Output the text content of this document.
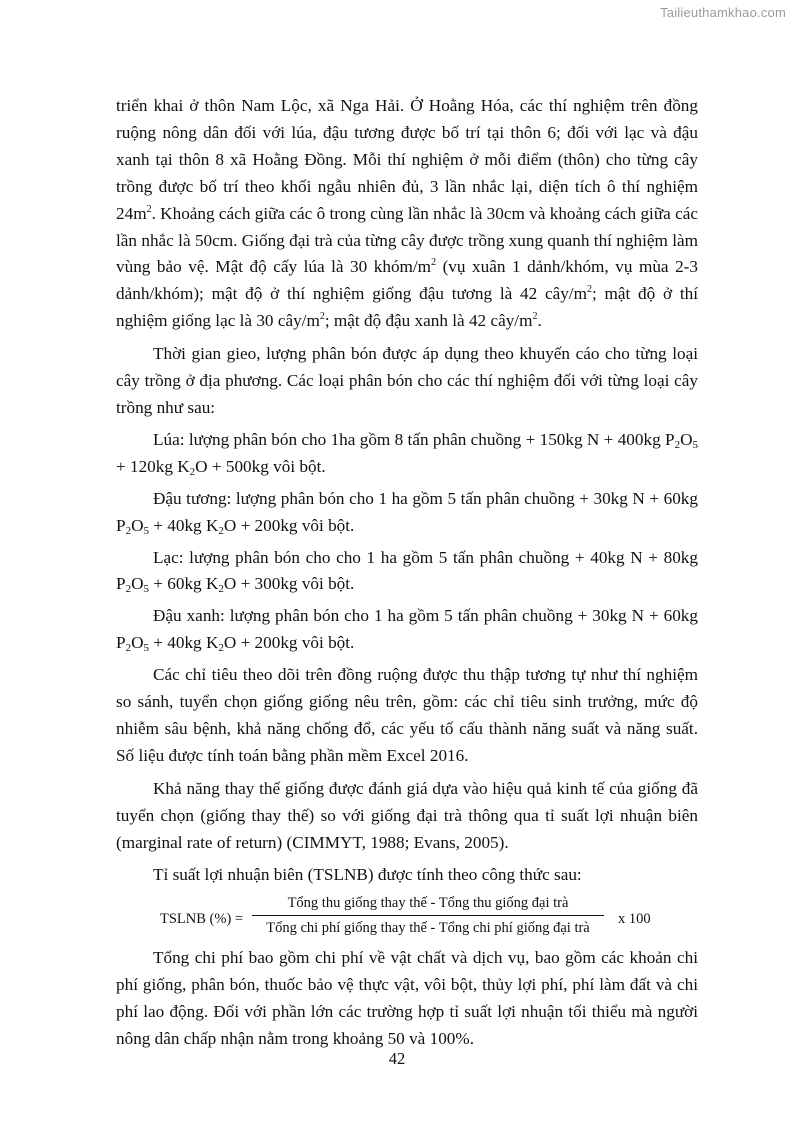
Tailieuthamkhao.com

triển khai ở thôn Nam Lộc, xã Nga Hải. Ở Hoằng Hóa, các thí nghiệm trên đồng ruộng nông dân đối với lúa, đậu tương được bố trí tại thôn 6; đối với lạc và đậu xanh tại thôn 8 xã Hoằng Đồng. Mỗi thí nghiệm ở mỗi điểm (thôn) cho từng cây trồng được bố trí theo khối ngẫu nhiên đủ, 3 lần nhắc lại, diện tích ô thí nghiệm $24m^2$. Khoảng cách giữa các ô trong cùng lần nhắc là 30cm và khoảng cách giữa các lần nhắc là 50cm. Giống đại trà của từng cây được trồng xung quanh thí nghiệm làm vùng bảo vệ. Mật độ cấy lúa là 30 khóm/$m^2$ (vụ xuân 1 dảnh/khóm, vụ mùa 2-3 dảnh/khóm); mật độ ở thí nghiệm giống đậu tương là 42 cây/$m^2$; mật độ ở thí nghiệm giống lạc là 30 cây/$m^2$; mật độ đậu xanh là 42 cây/$m^2$.

Thời gian gieo, lượng phân bón được áp dụng theo khuyến cáo cho từng loại cây trồng ở địa phương. Các loại phân bón cho các thí nghiệm đối với từng loại cây trồng như sau:

Lúa: lượng phân bón cho 1ha gồm 8 tấn phân chuồng + 150kg N + 400kg $P_2O_5 + 120kg$ $K_2O + 500kg$ vôi bột.

Đậu tương: lượng phân bón cho 1 ha gồm 5 tấn phân chuồng + 30kg N + 60kg $P_2O_5 + 40kg$ $K_2O + 200kg$ vôi bột.

Lạc: lượng phân bón cho cho 1 ha gồm 5 tấn phân chuồng + 40kg N + 80kg $P_2O_5 + 60kg$ $K_2O + 300kg$ vôi bột.

Đậu xanh: lượng phân bón cho 1 ha gồm 5 tấn phân chuồng + 30kg N + 60kg $P_2O_5 + 40kg$ $K_2O + 200kg$ vôi bột.

Các chỉ tiêu theo dõi trên đồng ruộng được thu thập tương tự như thí nghiệm so sánh, tuyển chọn giống giống nêu trên, gồm: các chỉ tiêu sinh trưởng, mức độ nhiễm sâu bệnh, khả năng chống đổ, các yếu tố cấu thành năng suất và năng suất. Số liệu được tính toán bằng phần mềm Excel 2016.

Khả năng thay thế giống được đánh giá dựa vào hiệu quả kinh tế của giống đã tuyển chọn (giống thay thế) so với giống đại trà thông qua tỉ suất lợi nhuận biên (marginal rate of return) (CIMMYT, 1988; Evans, 2005).

Tỉ suất lợi nhuận biên (TSLNB) được tính theo công thức sau:

TSLNB (%) =
Tổng thu giống thay thế - Tổng thu giống đại trà
Tổng chi phí giống thay thế - Tổng chi phí giống đại trà
x 100

Tổng chi phí bao gồm chi phí về vật chất và dịch vụ, bao gồm các khoản chi phí giống, phân bón, thuốc bảo vệ thực vật, vôi bột, thủy lợi phí, phí làm đất và chi phí lao động. Đối với phần lớn các trường hợp tỉ suất lợi nhuận tối thiểu mà người nông dân chấp nhận nằm trong khoảng 50 và 100%.

42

YOUR OBJECTIVE
Copy each line of the records that contains the word "năng".

THE RESPONSE
Các chỉ tiêu theo dõi trên đồng ruộng được thu thập tương tự như thí nghiệm so sánh, tuyển chọn giống giống nêu trên, gồm: các chỉ tiêu sinh trưởng, mức độ nhiễm sâu bệnh, khả năng chống đổ, các yếu tố cấu thành năng suất và năng suất. Số liệu được tính toán bằng phần mềm Excel 2016.
Khả năng thay thế giống được đánh giá dựa vào hiệu quả kinh tế của giống đã tuyển chọn (giống thay thế) so với giống đại trà thông qua tỉ suất lợi nhuận biên (marginal rate of return) (CIMMYT, 1988; Evans, 2005).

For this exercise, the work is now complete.